** Provided records **
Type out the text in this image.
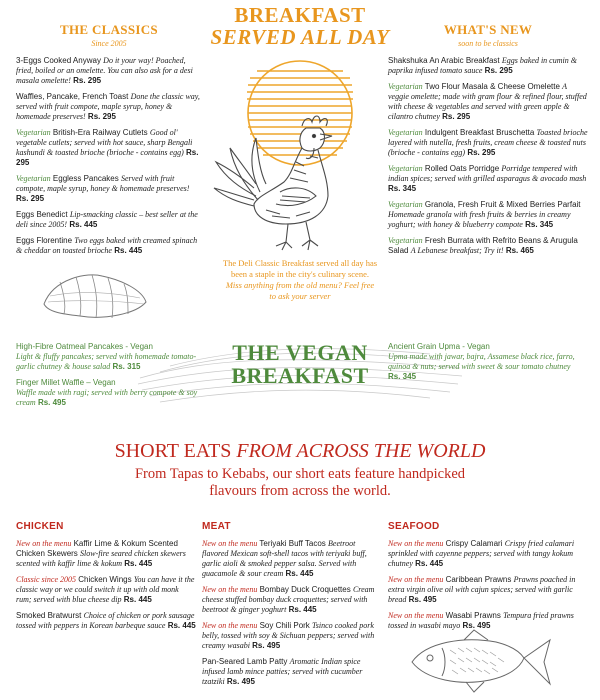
BREAKFAST
SERVED ALL DAY
THE CLASSICS
Since 2005
3-Eggs Cooked Anyway Do it your way! Poached, fried, boiled or an omelette. You can also ask for a desi masala omelette! Rs. 295
Waffles, Pancake, French Toast Done the classic way, served with fruit compote, maple syrup, honey & homemade preserves! Rs. 295
Vegetarian British-Era Railway Cutlets Good ol' vegetable cutlets; served with hot sauce, sharp Bengali kashundi & toasted brioche (brioche - contains egg) Rs. 295
Vegetarian Eggless Pancakes Served with fruit compote, maple syrup, honey & homemade preserves! Rs. 295
Eggs Benedict Lip-smacking classic – best seller at the deli since 2005! Rs. 445
Eggs Florentine Two eggs baked with creamed spinach & cheddar on toasted brioche Rs. 445
WHAT'S NEW
soon to be classics
Shakshuka An Arabic Breakfast Eggs baked in cumin & paprika infused tomato sauce Rs. 295
Vegetarian Two Flour Masala & Cheese Omelette A veggie omelette; made with gram flour & refined flour, stuffed with cheese & vegetables and served with green apple & cilantro chutney Rs. 295
Vegetarian Indulgent Breakfast Bruschetta Toasted brioche layered with nutella, fresh fruits, cream cheese & toasted nuts (brioche - contains egg) Rs. 295
Vegetarian Rolled Oats Porridge Porridge tempered with indian spices; served with grilled asparagus & avocado mash Rs. 345
Vegetarian Granola, Fresh Fruit & Mixed Berries Parfait Homemade granola with fresh fruits & berries in creamy yoghurt; with honey & blueberry compote Rs. 345
Vegetarian Fresh Burrata with Refrito Beans & Arugula Salad A Lebanese breakfast; Try it! Rs. 465
The Deli Classic Breakfast served all day has been a staple in the city's culinary scene.
Miss anything from the old menu? Feel free to ask your server
THE VEGAN
BREAKFAST
High-Fibre Oatmeal Pancakes - Vegan
Light & fluffy pancakes; served with homemade tomato-garlic chutney & house salad Rs. 315
Finger Millet Waffle – Vegan
Waffle made with ragi; served with berry compote & soy cream Rs. 495
Ancient Grain Upma - Vegan
Upma made with jawar, bajra, Assamese black rice, farro, quinoa & nuts; served with sweet & sour tomato chutney Rs. 345
SHORT EATS FROM ACROSS THE WORLD
From Tapas to Kebabs, our short eats feature handpicked flavours from across the world.
CHICKEN
New on the menu Kaffir Lime & Kokum Scented Chicken Skewers Slow-fire seared chicken skewers scented with kaffir lime & kokum Rs. 445
Classic since 2005 Chicken Wings You can have it the classic way or we could switch it up with old monk rum; served with blue cheese dip Rs. 445
Smoked Bratwurst Choice of chicken or pork sausage tossed with peppers in Korean barbeque sauce Rs. 445
MEAT
New on the menu Teriyaki Buff Tacos Beetroot flavored Mexican soft-shell tacos with teriyaki buff, garlic aioli & smoked pepper salsa. Served with guacamole & sour cream Rs. 445
New on the menu Bombay Duck Croquettes Cream cheese stuffed bombay duck croquettes; served with beetroot & ginger yoghurt Rs. 445
New on the menu Soy Chili Pork Tsinco cooked pork belly, tossed with soy & Sichuan peppers; served with creamy wasabi Rs. 495
Pan-Seared Lamb Patty Aromatic Indian spice infused lamb mince patties; served with cucumber tzatziki Rs. 495
SEAFOOD
New on the menu Crispy Calamari Crispy fried calamari sprinkled with cayenne peppers; served with tangy kokum chutney Rs. 445
New on the menu Caribbean Prawns Prawns poached in extra virgin olive oil with cajun spices; served with garlic bread Rs. 495
New on the menu Wasabi Prawns Tempura fried prawns tossed in wasabi mayo Rs. 495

** Stated task **
Leaving the pictures aside, transcribe the entire listing exactly.

** Answer to this problem **
Type out the text in this image.
BREAKFAST
SERVED ALL DAY
THE CLASSICS
Since 2005
3-Eggs Cooked Anyway Do it your way! Poached, fried, boiled or an omelette. You can also ask for a desi masala omelette! Rs. 295
Waffles, Pancake, French Toast Done the classic way, served with fruit compote, maple syrup, honey & homemade preserves! Rs. 295
Vegetarian British-Era Railway Cutlets Good ol' vegetable cutlets; served with hot sauce, sharp Bengali kashundi & toasted brioche (brioche - contains egg) Rs. 295
Vegetarian Eggless Pancakes Served with fruit compote, maple syrup, honey & homemade preserves! Rs. 295
Eggs Benedict Lip-smacking classic – best seller at the deli since 2005! Rs. 445
Eggs Florentine Two eggs baked with creamed spinach & cheddar on toasted brioche Rs. 445
WHAT'S NEW
soon to be classics
Shakshuka An Arabic Breakfast Eggs baked in cumin & paprika infused tomato sauce Rs. 295
Vegetarian Two Flour Masala & Cheese Omelette A veggie omelette; made with gram flour & refined flour, stuffed with cheese & vegetables and served with green apple & cilantro chutney Rs. 295
Vegetarian Indulgent Breakfast Bruschetta Toasted brioche layered with nutella, fresh fruits, cream cheese & toasted nuts (brioche - contains egg) Rs. 295
Vegetarian Rolled Oats Porridge Porridge tempered with indian spices; served with grilled asparagus & avocado mash Rs. 345
Vegetarian Granola, Fresh Fruit & Mixed Berries Parfait Homemade granola with fresh fruits & berries in creamy yoghurt; with honey & blueberry compote Rs. 345
Vegetarian Fresh Burrata with Refrito Beans & Arugula Salad A Lebanese breakfast; Try it! Rs. 465
The Deli Classic Breakfast served all day has been a staple in the city's culinary scene.
Miss anything from the old menu? Feel free to ask your server
THE VEGAN
BREAKFAST
High-Fibre Oatmeal Pancakes - Vegan
Light & fluffy pancakes; served with homemade tomato-garlic chutney & house salad Rs. 315
Finger Millet Waffle – Vegan
Waffle made with ragi; served with berry compote & soy cream Rs. 495
Ancient Grain Upma - Vegan
Upma made with jawar, bajra, Assamese black rice, farro, quinoa & nuts; served with sweet & sour tomato chutney Rs. 345
SHORT EATS FROM ACROSS THE WORLD
From Tapas to Kebabs, our short eats feature handpicked flavours from across the world.
CHICKEN
New on the menu Kaffir Lime & Kokum Scented Chicken Skewers Slow-fire seared chicken skewers scented with kaffir lime & kokum Rs. 445
Classic since 2005 Chicken Wings You can have it the classic way or we could switch it up with old monk rum; served with blue cheese dip Rs. 445
Smoked Bratwurst Choice of chicken or pork sausage tossed with peppers in Korean barbeque sauce Rs. 445
MEAT
New on the menu Teriyaki Buff Tacos Beetroot flavored Mexican soft-shell tacos with teriyaki buff, garlic aioli & smoked pepper salsa. Served with guacamole & sour cream Rs. 445
New on the menu Bombay Duck Croquettes Cream cheese stuffed bombay duck croquettes; served with beetroot & ginger yoghurt Rs. 445
New on the menu Soy Chili Pork Tsinco cooked pork belly, tossed with soy & Sichuan peppers; served with creamy wasabi Rs. 495
Pan-Seared Lamb Patty Aromatic Indian spice infused lamb mince patties; served with cucumber tzatziki Rs. 495
SEAFOOD
New on the menu Crispy Calamari Crispy fried calamari sprinkled with cayenne peppers; served with tangy kokum chutney Rs. 445
New on the menu Caribbean Prawns Prawns poached in extra virgin olive oil with cajun spices; served with garlic bread Rs. 495
New on the menu Wasabi Prawns Tempura fried prawns tossed in wasabi mayo Rs. 495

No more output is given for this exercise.